#### GIVEN DATA
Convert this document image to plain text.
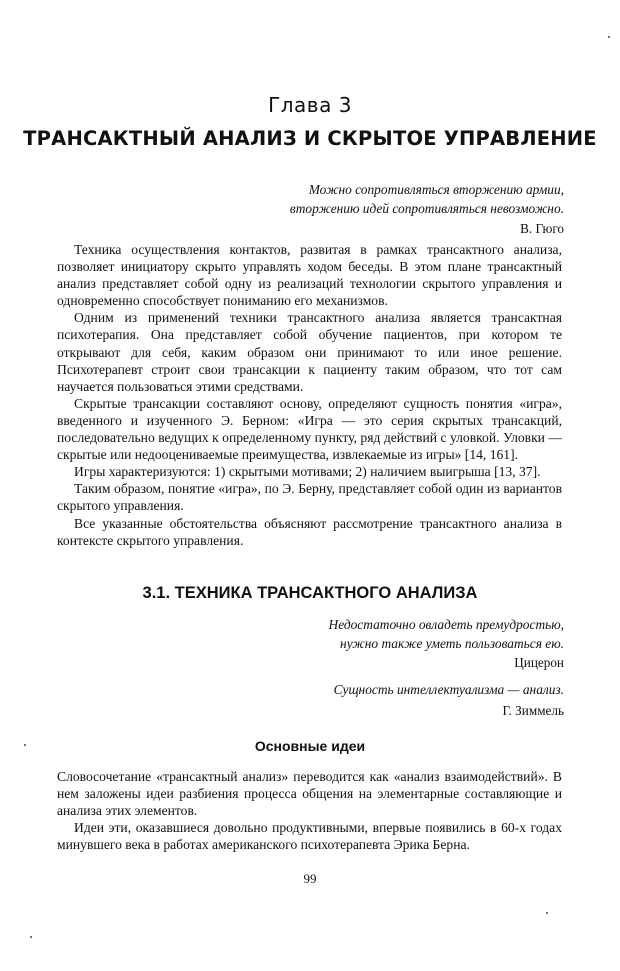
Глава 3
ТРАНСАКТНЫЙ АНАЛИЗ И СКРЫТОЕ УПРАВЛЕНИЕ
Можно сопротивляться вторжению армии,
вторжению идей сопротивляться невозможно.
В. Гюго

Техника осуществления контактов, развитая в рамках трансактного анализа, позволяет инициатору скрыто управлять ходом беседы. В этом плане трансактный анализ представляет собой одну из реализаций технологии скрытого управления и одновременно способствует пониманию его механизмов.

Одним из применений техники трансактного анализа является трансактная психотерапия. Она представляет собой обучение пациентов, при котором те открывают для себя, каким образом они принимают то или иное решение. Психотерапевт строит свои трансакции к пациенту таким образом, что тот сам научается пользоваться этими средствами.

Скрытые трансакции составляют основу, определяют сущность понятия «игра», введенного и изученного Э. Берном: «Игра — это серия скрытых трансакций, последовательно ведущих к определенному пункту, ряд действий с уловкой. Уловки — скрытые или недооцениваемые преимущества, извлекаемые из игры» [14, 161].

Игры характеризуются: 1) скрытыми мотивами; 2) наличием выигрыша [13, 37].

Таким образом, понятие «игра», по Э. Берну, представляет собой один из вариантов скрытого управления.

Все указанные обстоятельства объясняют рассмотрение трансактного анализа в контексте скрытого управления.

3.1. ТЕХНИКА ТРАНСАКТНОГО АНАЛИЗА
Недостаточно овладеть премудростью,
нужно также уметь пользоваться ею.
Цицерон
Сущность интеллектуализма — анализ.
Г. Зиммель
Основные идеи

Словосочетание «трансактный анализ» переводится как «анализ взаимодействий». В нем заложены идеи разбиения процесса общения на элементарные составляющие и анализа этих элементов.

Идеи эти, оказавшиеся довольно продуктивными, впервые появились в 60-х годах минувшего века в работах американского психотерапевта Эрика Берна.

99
---
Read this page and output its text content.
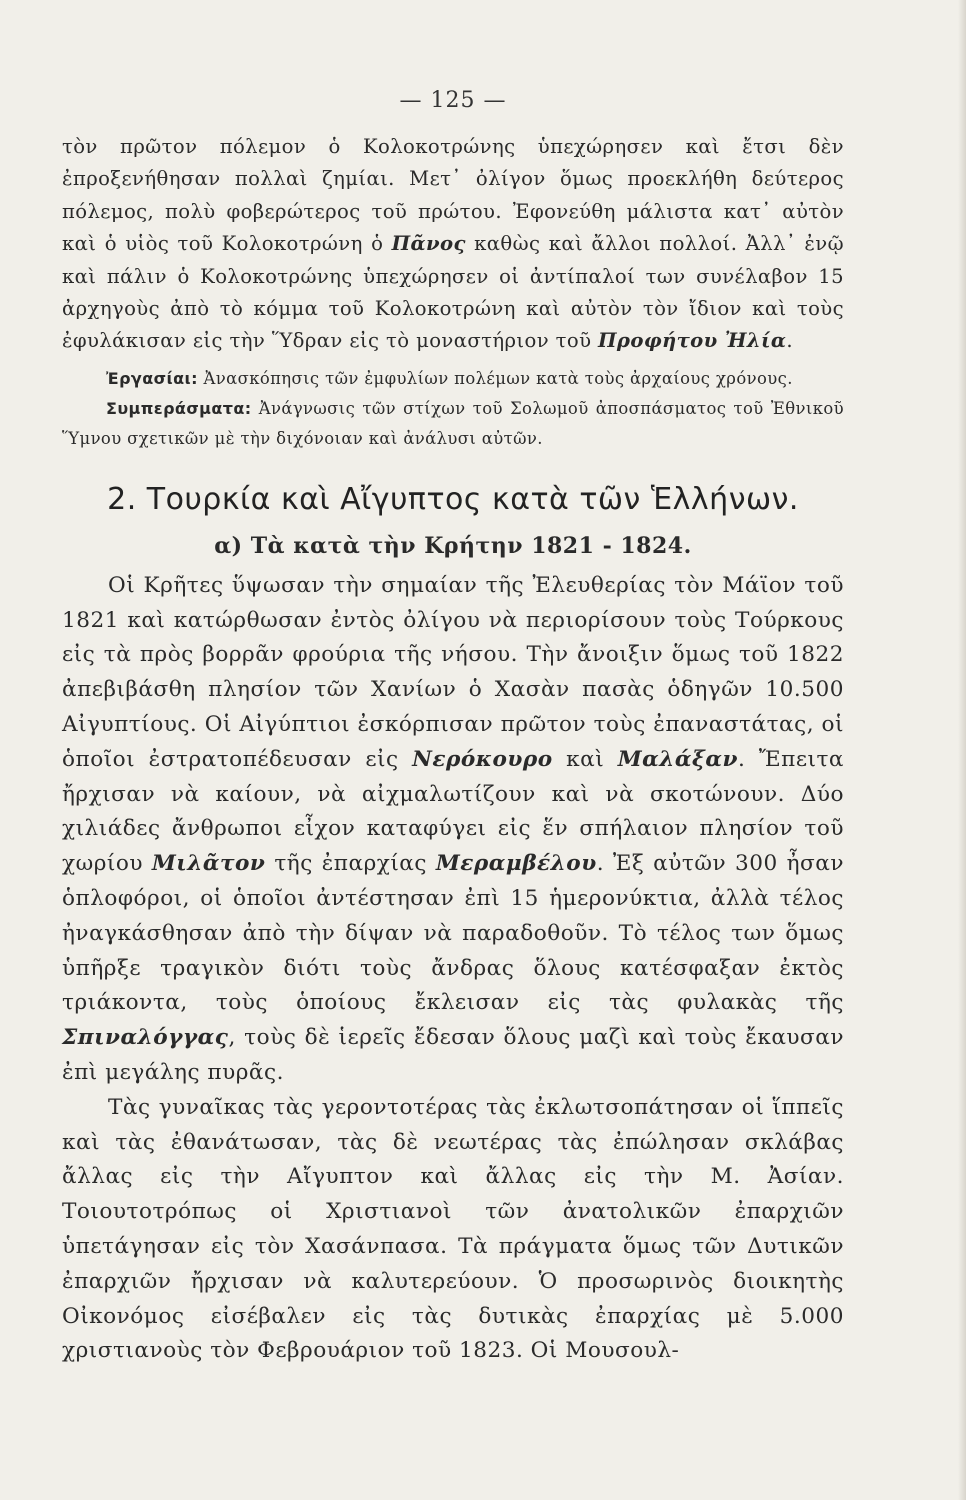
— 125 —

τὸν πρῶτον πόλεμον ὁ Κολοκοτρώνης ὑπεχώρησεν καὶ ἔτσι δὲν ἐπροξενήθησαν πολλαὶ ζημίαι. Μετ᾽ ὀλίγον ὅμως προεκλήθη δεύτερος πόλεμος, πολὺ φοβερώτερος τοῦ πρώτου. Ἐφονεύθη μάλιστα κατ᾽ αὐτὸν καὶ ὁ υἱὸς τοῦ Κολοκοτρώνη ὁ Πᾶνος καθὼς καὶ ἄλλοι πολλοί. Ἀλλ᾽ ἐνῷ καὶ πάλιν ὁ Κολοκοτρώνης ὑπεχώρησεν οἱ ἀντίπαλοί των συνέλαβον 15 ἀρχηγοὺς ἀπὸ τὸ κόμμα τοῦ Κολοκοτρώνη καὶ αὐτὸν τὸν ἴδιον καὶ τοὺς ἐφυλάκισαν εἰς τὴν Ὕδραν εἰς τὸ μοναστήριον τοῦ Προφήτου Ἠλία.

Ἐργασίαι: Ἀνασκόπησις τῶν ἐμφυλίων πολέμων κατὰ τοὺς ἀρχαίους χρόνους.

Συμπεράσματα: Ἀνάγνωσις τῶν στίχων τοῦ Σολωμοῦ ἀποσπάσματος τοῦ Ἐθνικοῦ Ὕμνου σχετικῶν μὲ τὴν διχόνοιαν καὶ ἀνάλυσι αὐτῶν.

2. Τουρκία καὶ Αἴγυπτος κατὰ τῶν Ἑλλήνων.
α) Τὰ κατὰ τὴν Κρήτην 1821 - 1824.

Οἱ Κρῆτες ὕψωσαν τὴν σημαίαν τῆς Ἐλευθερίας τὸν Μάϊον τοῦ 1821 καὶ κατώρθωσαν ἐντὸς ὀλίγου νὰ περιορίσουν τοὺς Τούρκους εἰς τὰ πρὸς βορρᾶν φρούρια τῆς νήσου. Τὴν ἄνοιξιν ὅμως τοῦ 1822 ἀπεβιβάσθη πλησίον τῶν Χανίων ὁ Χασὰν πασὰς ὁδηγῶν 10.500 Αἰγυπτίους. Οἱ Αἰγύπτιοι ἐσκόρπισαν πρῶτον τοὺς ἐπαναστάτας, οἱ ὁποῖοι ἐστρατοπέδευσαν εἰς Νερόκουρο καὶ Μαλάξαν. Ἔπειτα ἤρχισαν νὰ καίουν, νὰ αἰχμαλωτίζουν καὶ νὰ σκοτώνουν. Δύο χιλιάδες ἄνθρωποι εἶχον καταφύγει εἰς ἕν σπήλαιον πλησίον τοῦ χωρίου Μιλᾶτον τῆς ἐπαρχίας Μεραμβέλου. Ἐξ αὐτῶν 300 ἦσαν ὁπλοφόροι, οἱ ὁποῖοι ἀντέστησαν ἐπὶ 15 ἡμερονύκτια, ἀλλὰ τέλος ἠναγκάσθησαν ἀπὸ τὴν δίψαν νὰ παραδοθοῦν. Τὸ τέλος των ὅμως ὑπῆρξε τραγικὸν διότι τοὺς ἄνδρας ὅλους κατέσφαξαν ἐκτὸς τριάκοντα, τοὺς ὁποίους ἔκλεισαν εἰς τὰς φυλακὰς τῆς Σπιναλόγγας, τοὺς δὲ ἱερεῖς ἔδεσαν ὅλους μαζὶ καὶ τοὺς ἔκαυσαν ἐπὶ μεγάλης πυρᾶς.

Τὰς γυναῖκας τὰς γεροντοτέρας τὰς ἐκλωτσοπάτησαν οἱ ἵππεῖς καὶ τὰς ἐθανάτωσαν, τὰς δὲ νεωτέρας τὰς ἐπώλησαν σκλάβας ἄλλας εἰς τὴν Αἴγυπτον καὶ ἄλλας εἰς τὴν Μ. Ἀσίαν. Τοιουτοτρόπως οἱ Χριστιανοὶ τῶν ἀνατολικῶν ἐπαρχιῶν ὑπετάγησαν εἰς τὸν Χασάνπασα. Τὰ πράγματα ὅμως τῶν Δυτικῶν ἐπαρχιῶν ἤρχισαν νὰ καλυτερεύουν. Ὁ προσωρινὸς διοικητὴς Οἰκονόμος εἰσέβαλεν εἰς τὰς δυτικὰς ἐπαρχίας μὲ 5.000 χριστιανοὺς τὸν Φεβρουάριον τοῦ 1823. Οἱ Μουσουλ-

#### WHAT YOU ARE ASKED TO DO
Extract every line of the records above that contains the word "образом".

#### COMPLETED TASK
Одним из применений техники трансактного анализа является трансактная психотерапия. Она представляет собой обучение пациентов, при котором те открывают для себя, каким образом они принимают то или иное решение. Психотерапевт строит свои трансакции к пациенту таким образом, что тот сам научается пользоваться этими средствами.
Таким образом, понятие «игра», по Э. Берну, представляет собой один из вариантов скрытого управления.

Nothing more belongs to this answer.